WRITTEN PROBLEM:
Retype the full set of records. Keep every character identical.

DATA PROVIDED:
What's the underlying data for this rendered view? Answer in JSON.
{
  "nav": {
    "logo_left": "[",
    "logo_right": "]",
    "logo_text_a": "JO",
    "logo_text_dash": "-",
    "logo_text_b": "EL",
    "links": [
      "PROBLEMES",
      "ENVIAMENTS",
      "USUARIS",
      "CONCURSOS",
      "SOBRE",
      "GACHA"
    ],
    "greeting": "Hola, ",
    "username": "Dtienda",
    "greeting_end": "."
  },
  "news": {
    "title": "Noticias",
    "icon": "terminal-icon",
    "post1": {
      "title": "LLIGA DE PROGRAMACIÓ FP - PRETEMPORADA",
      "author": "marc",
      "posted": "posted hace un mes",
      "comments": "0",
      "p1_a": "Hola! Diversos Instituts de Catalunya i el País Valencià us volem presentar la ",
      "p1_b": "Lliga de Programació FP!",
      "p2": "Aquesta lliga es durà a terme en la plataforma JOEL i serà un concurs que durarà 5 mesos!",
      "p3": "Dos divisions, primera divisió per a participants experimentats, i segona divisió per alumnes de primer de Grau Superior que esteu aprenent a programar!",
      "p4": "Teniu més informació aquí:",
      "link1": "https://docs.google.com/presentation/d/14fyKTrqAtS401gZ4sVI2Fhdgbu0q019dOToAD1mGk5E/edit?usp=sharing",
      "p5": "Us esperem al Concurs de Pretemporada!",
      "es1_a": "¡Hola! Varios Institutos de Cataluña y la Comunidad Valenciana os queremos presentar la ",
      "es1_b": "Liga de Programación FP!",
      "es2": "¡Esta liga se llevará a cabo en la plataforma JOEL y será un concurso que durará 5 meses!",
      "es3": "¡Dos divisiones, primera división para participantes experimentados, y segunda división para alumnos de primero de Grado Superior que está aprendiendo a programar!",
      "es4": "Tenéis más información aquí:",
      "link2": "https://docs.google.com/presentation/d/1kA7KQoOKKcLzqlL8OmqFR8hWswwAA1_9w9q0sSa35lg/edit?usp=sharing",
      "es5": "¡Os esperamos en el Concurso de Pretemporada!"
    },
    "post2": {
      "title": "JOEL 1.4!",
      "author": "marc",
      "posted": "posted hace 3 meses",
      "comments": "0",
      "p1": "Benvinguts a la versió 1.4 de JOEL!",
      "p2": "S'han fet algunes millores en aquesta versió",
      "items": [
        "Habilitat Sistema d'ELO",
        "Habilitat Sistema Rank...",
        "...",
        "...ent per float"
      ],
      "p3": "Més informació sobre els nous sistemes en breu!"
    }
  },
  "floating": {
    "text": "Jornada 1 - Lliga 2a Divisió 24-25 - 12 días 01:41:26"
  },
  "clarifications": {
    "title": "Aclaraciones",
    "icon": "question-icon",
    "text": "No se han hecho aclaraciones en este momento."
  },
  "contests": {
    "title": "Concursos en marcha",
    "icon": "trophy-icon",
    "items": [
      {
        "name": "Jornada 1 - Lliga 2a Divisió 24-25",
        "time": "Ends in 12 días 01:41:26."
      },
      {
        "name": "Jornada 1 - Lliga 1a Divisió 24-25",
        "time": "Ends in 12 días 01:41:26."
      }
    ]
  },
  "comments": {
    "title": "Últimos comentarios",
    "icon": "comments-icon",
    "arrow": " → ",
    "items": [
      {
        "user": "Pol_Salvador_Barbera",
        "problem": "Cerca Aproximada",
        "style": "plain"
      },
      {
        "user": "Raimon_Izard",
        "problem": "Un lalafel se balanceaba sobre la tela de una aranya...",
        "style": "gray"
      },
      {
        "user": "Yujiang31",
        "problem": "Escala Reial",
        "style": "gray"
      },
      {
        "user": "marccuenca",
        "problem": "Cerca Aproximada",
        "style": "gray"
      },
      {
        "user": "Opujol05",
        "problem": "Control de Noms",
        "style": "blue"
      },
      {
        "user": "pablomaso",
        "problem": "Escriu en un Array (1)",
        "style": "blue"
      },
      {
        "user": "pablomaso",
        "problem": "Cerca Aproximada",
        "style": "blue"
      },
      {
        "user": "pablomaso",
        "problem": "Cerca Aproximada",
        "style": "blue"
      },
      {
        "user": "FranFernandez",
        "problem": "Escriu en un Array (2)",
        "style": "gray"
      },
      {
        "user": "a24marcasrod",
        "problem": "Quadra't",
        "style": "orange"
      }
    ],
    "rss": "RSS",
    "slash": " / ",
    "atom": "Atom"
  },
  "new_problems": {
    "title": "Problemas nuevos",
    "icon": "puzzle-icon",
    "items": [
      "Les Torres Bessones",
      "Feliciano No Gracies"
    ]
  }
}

SOLUTION TO THE EXERCISE:
What's the underlying data for this rendered view? Answer in JSON.
{
  "nav": {
    "logo_left": "[",
    "logo_right": "]",
    "logo_text_a": "JO",
    "logo_text_dash": "-",
    "logo_text_b": "EL",
    "links": [
      "PROBLEMES",
      "ENVIAMENTS",
      "USUARIS",
      "CONCURSOS",
      "SOBRE",
      "GACHA"
    ],
    "greeting": "Hola, ",
    "username": "Dtienda",
    "greeting_end": "."
  },
  "news": {
    "title": "Noticias",
    "icon": "terminal-icon",
    "post1": {
      "title": "LLIGA DE PROGRAMACIÓ FP - PRETEMPORADA",
      "author": "marc",
      "posted": "posted hace un mes",
      "comments": "0",
      "p1_a": "Hola! Diversos Instituts de Catalunya i el País Valencià us volem presentar la ",
      "p1_b": "Lliga de Programació FP!",
      "p2": "Aquesta lliga es durà a terme en la plataforma JOEL i serà un concurs que durarà 5 mesos!",
      "p3": "Dos divisions, primera divisió per a participants experimentats, i segona divisió per alumnes de primer de Grau Superior que esteu aprenent a programar!",
      "p4": "Teniu més informació aquí:",
      "link1": "https://docs.google.com/presentation/d/14fyKTrqAtS401gZ4sVI2Fhdgbu0q019dOToAD1mGk5E/edit?usp=sharing",
      "p5": "Us esperem al Concurs de Pretemporada!",
      "es1_a": "¡Hola! Varios Institutos de Cataluña y la Comunidad Valenciana os queremos presentar la ",
      "es1_b": "Liga de Programación FP!",
      "es2": "¡Esta liga se llevará a cabo en la plataforma JOEL y será un concurso que durará 5 meses!",
      "es3": "¡Dos divisiones, primera división para participantes experimentados, y segunda división para alumnos de primero de Grado Superior que está aprendiendo a programar!",
      "es4": "Tenéis más información aquí:",
      "link2": "https://docs.google.com/presentation/d/1kA7KQoOKKcLzqlL8OmqFR8hWswwAA1_9w9q0sSa35lg/edit?usp=sharing",
      "es5": "¡Os esperamos en el Concurso de Pretemporada!"
    },
    "post2": {
      "title": "JOEL 1.4!",
      "author": "marc",
      "posted": "posted hace 3 meses",
      "comments": "0",
      "p1": "Benvinguts a la versió 1.4 de JOEL!",
      "p2": "S'han fet algunes millores en aquesta versió",
      "items": [
        "Habilitat Sistema d'ELO",
        "Habilitat Sistema Rank...",
        "...",
        "...ent per float"
      ],
      "p3": "Més informació sobre els nous sistemes en breu!"
    }
  },
  "floating": {
    "text": "Jornada 1 - Lliga 2a Divisió 24-25 - 12 días 01:41:26"
  },
  "clarifications": {
    "title": "Aclaraciones",
    "icon": "question-icon",
    "text": "No se han hecho aclaraciones en este momento."
  },
  "contests": {
    "title": "Concursos en marcha",
    "icon": "trophy-icon",
    "items": [
      {
        "name": "Jornada 1 - Lliga 2a Divisió 24-25",
        "time": "Ends in 12 días 01:41:26."
      },
      {
        "name": "Jornada 1 - Lliga 1a Divisió 24-25",
        "time": "Ends in 12 días 01:41:26."
      }
    ]
  },
  "comments": {
    "title": "Últimos comentarios",
    "icon": "comments-icon",
    "arrow": " → ",
    "items": [
      {
        "user": "Pol_Salvador_Barbera",
        "problem": "Cerca Aproximada",
        "style": "plain"
      },
      {
        "user": "Raimon_Izard",
        "problem": "Un lalafel se balanceaba sobre la tela de una aranya...",
        "style": "gray"
      },
      {
        "user": "Yujiang31",
        "problem": "Escala Reial",
        "style": "gray"
      },
      {
        "user": "marccuenca",
        "problem": "Cerca Aproximada",
        "style": "gray"
      },
      {
        "user": "Opujol05",
        "problem": "Control de Noms",
        "style": "blue"
      },
      {
        "user": "pablomaso",
        "problem": "Escriu en un Array (1)",
        "style": "blue"
      },
      {
        "user": "pablomaso",
        "problem": "Cerca Aproximada",
        "style": "blue"
      },
      {
        "user": "pablomaso",
        "problem": "Cerca Aproximada",
        "style": "blue"
      },
      {
        "user": "FranFernandez",
        "problem": "Escriu en un Array (2)",
        "style": "gray"
      },
      {
        "user": "a24marcasrod",
        "problem": "Quadra't",
        "style": "orange"
      }
    ],
    "rss": "RSS",
    "slash": " / ",
    "atom": "Atom"
  },
  "new_problems": {
    "title": "Problemas nuevos",
    "icon": "puzzle-icon",
    "items": [
      "Les Torres Bessones",
      "Feliciano No Gracies"
    ]
  }
}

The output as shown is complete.